RAW DATA:
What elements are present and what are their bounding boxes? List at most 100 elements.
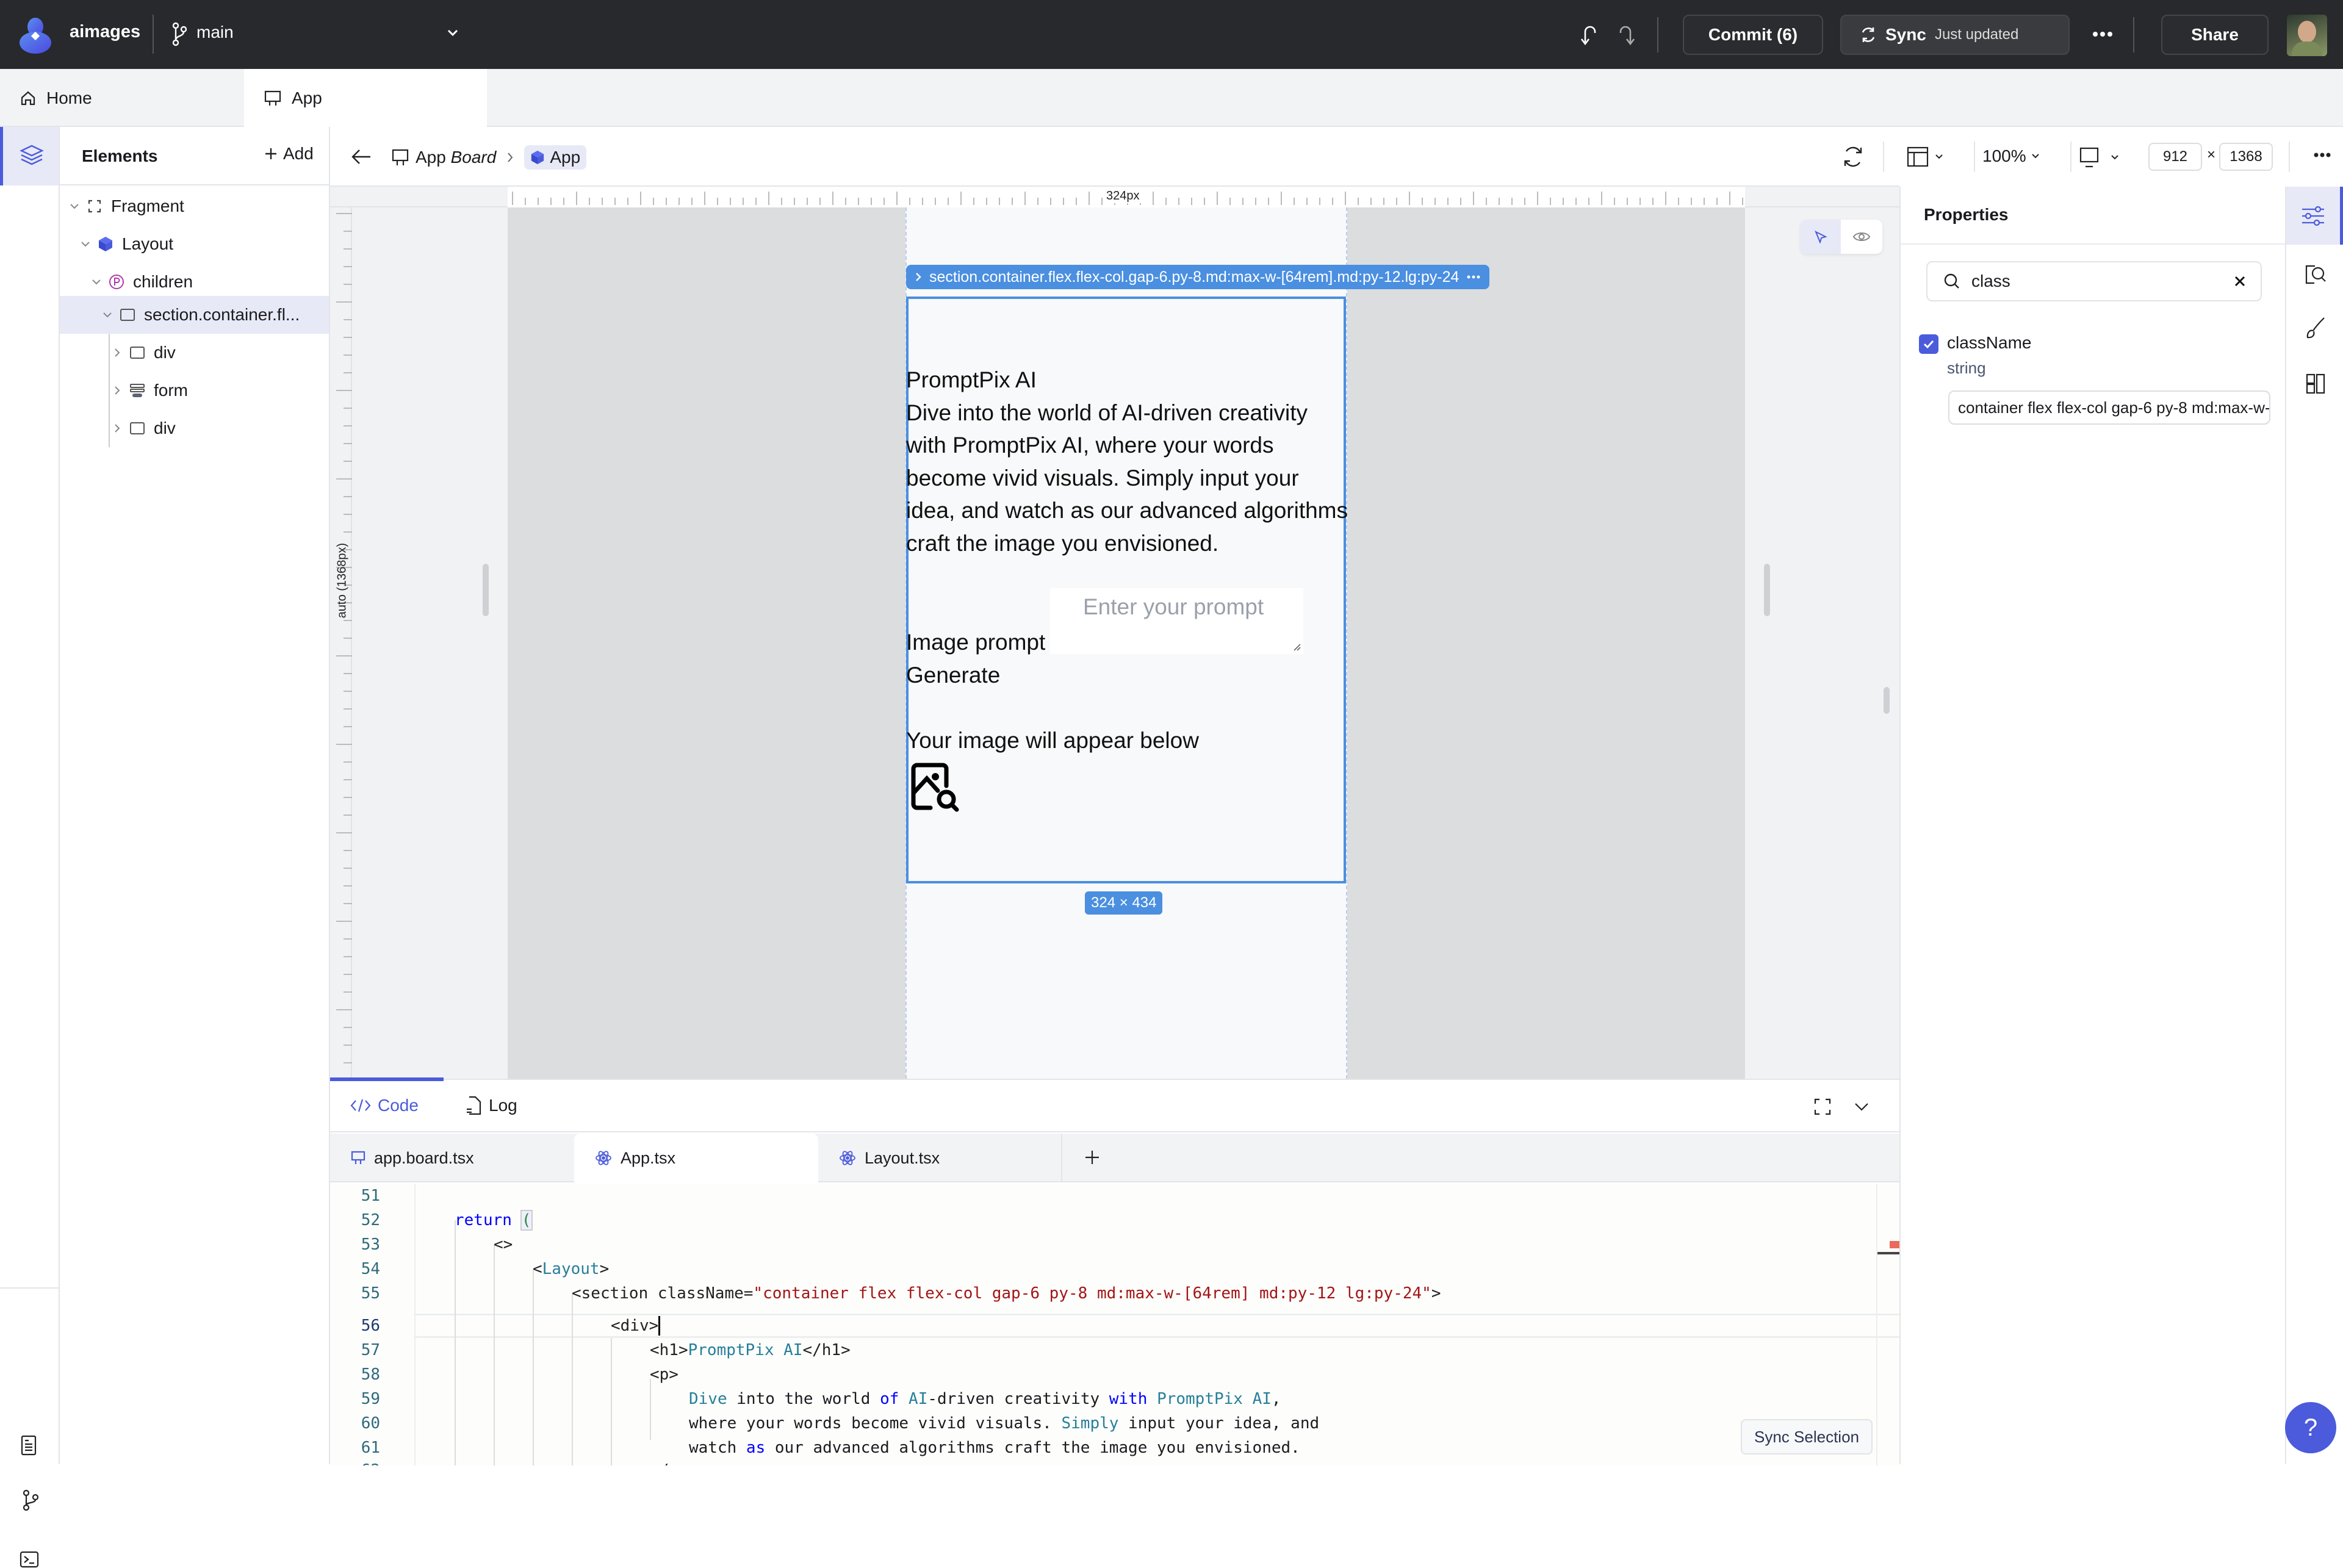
component-icon <box>530 149 545 165</box>
preview-mode-button[interactable] <box>1841 220 1882 254</box>
code-token: > <box>599 1260 610 1278</box>
tab-code[interactable]: Code <box>350 1096 419 1115</box>
breadcrumb-app-board[interactable]: App Board <box>416 148 496 167</box>
code-token: Layout <box>542 1260 600 1278</box>
paintbrush-icon[interactable] <box>2306 316 2327 339</box>
add-file-tab-icon[interactable] <box>1084 1149 1100 1165</box>
canvas-more-icon[interactable] <box>2313 151 2331 159</box>
undo-icon[interactable] <box>1579 22 1603 46</box>
image-search-icon <box>910 761 965 816</box>
maximize-icon[interactable] <box>1814 1098 1831 1115</box>
canvas-scrollbar[interactable] <box>1884 687 1890 714</box>
zoom-dropdown[interactable]: 100% <box>1982 146 2040 166</box>
design-canvas[interactable]: 324px auto (1368px) section.container.fl… <box>330 187 1899 1079</box>
tree-item-form[interactable]: form <box>60 372 329 409</box>
bottom-panel: Code Log app.board.tsx App.tsx Layout.ts… <box>330 1077 1899 1466</box>
git-branch-icon[interactable] <box>22 1490 39 1511</box>
file-tab-app[interactable]: App.tsx <box>574 1134 818 1182</box>
resize-handle-right[interactable] <box>1764 564 1770 616</box>
left-icon-rail <box>0 127 60 1568</box>
refresh-icon[interactable] <box>1842 145 1864 168</box>
branch-name[interactable]: main <box>196 23 234 42</box>
tree-item-fragment[interactable]: Fragment <box>60 187 329 225</box>
property-name: className <box>1947 333 2032 352</box>
scroll-marker <box>1877 1252 1899 1254</box>
property-type: string <box>1947 359 1986 377</box>
project-name[interactable]: aimages <box>70 22 140 42</box>
preview-paragraph: Dive into the world of AI-driven creativ… <box>906 400 1348 556</box>
document-icon[interactable] <box>21 1435 37 1456</box>
chevron-down-icon[interactable] <box>90 276 106 288</box>
code-token: return <box>455 1211 512 1229</box>
help-button[interactable]: ? <box>2285 1402 2336 1453</box>
code-token: > <box>1431 1284 1441 1303</box>
rail-properties-button[interactable] <box>2286 187 2343 245</box>
chevron-down-icon[interactable] <box>79 238 95 250</box>
chevron-right-icon[interactable] <box>111 422 127 434</box>
chevron-right-icon[interactable] <box>111 347 127 359</box>
more-options-icon[interactable] <box>2092 27 2114 41</box>
text-cursor <box>658 1316 661 1336</box>
chevron-right-icon[interactable] <box>111 384 127 397</box>
collapse-panel-chevron-icon[interactable] <box>1854 1102 1869 1112</box>
file-tab-app-board[interactable]: app.board.tsx <box>330 1134 574 1182</box>
breadcrumb-app[interactable]: App <box>524 145 587 170</box>
redo-icon[interactable] <box>1612 22 1636 46</box>
tab-home[interactable]: Home <box>0 69 244 127</box>
react-icon <box>595 1149 612 1167</box>
tree-item-section[interactable]: section.container.fl... <box>60 296 329 334</box>
file-tab-layout[interactable]: Layout.tsx <box>818 1134 1062 1182</box>
select-mode-button[interactable] <box>1801 220 1841 254</box>
classname-value-input[interactable]: container flex flex-col gap-6 py-8 md:ma… <box>1948 390 2270 425</box>
property-search-input[interactable]: class <box>1926 261 2262 301</box>
viewport-width-input[interactable]: 912 <box>2148 143 2202 171</box>
cursor-icon <box>1814 230 1827 243</box>
app-logo-icon[interactable] <box>17 16 54 54</box>
chevron-down-icon[interactable] <box>68 200 84 212</box>
code-token: -driven creativity <box>927 1390 1109 1408</box>
tree-item-layout[interactable]: Layout <box>60 225 329 263</box>
textarea-resize-grip-icon[interactable] <box>1293 643 1301 652</box>
tab-log[interactable]: Log <box>466 1096 517 1115</box>
generate-button[interactable]: Generate <box>906 663 1000 688</box>
commit-button[interactable]: Commit (6) <box>1683 15 1823 55</box>
device-dropdown[interactable] <box>2079 146 2119 168</box>
sync-button[interactable]: Sync Just updated <box>1840 15 2070 55</box>
line-number: 53 <box>361 1235 380 1254</box>
layout-dropdown[interactable] <box>1907 146 1943 167</box>
code-token: with <box>1109 1390 1148 1408</box>
back-arrow-icon[interactable] <box>351 148 372 166</box>
tree-item-div[interactable]: div <box>60 409 329 447</box>
branch-dropdown-chevron-icon[interactable] <box>445 26 460 40</box>
code-token: Dive <box>689 1390 727 1408</box>
prop-icon <box>109 274 133 290</box>
code-line: 55 <section className= "container flex fle… <box>330 1281 1441 1306</box>
chevron-down-icon[interactable] <box>101 309 117 321</box>
rail-elements-button[interactable] <box>0 127 59 185</box>
selection-more-icon[interactable] <box>1466 275 1481 279</box>
prompt-textarea[interactable]: Enter your prompt <box>1050 588 1303 654</box>
share-button[interactable]: Share <box>2161 15 2269 55</box>
resize-handle-left[interactable] <box>483 564 489 616</box>
add-element-button[interactable]: Add <box>264 144 314 164</box>
user-avatar[interactable] <box>2287 15 2327 56</box>
sync-selection-button[interactable]: Sync Selection <box>1741 1419 1873 1455</box>
terminal-icon[interactable] <box>20 1551 39 1568</box>
sync-status: Just updated <box>1934 26 2019 43</box>
selection-label[interactable]: section.container.flex.flex-col.gap-6.py… <box>906 265 1490 289</box>
classname-checkbox[interactable] <box>1919 334 1938 354</box>
code-editor[interactable]: 51 52 return( 53 <> 54 < Layout > 55 <section … <box>330 1184 1899 1466</box>
breadcrumb-label: App <box>416 148 446 167</box>
clear-search-icon[interactable] <box>2234 275 2246 287</box>
inspect-icon[interactable] <box>2305 264 2327 286</box>
tree-item-div[interactable]: div <box>60 334 329 372</box>
mode-toggle <box>1801 220 1882 254</box>
layout-panels-icon[interactable] <box>2306 373 2325 394</box>
prompt-label: Image prompt <box>906 630 1046 655</box>
viewport-height-input[interactable]: 1368 <box>2219 143 2273 171</box>
bottom-tab-bar: Code Log <box>330 1080 1899 1132</box>
tab-label: Home <box>46 88 92 107</box>
code-token: ( <box>520 1210 533 1231</box>
tree-item-children[interactable]: children <box>60 263 329 301</box>
tab-app[interactable]: App <box>244 69 487 127</box>
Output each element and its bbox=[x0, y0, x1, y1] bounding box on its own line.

WHAT THE TASK REQUIRES: Reproduce the items from the line containing "component-icon <box>530 149 545 165</box>" through the line containing "project-name[interactable]: aimages <box>70", changing "canvas-scrollbar" to "canvas-scroll-bar" and leaving everything else unchanged. Give only those lines.

REPLY TO THE EXERCISE:
component-icon <box>530 149 545 165</box>
preview-mode-button[interactable] <box>1841 220 1882 254</box>
code-token: > <box>599 1260 610 1278</box>
tab-code[interactable]: Code <box>350 1096 419 1115</box>
breadcrumb-app-board[interactable]: App Board <box>416 148 496 167</box>
code-token: Layout <box>542 1260 600 1278</box>
paintbrush-icon[interactable] <box>2306 316 2327 339</box>
add-file-tab-icon[interactable] <box>1084 1149 1100 1165</box>
canvas-more-icon[interactable] <box>2313 151 2331 159</box>
undo-icon[interactable] <box>1579 22 1603 46</box>
image-search-icon <box>910 761 965 816</box>
maximize-icon[interactable] <box>1814 1098 1831 1115</box>
canvas-scroll-bar[interactable] <box>1884 687 1890 714</box>
zoom-dropdown[interactable]: 100% <box>1982 146 2040 166</box>
design-canvas[interactable]: 324px auto (1368px) section.container.fl… <box>330 187 1899 1079</box>
tree-item-form[interactable]: form <box>60 372 329 409</box>
bottom-panel: Code Log app.board.tsx App.tsx Layout.ts… <box>330 1077 1899 1466</box>
git-branch-icon[interactable] <box>22 1490 39 1511</box>
file-tab-app[interactable]: App.tsx <box>574 1134 818 1182</box>
resize-handle-right[interactable] <box>1764 564 1770 616</box>
left-icon-rail <box>0 127 60 1568</box>
refresh-icon[interactable] <box>1842 145 1864 168</box>
branch-name[interactable]: main <box>196 23 234 42</box>
tree-item-fragment[interactable]: Fragment <box>60 187 329 225</box>
property-name: className <box>1947 333 2032 352</box>
scroll-marker <box>1877 1252 1899 1254</box>
property-type: string <box>1947 359 1986 377</box>
project-name[interactable]: aimages <box>70 22 140 42</box>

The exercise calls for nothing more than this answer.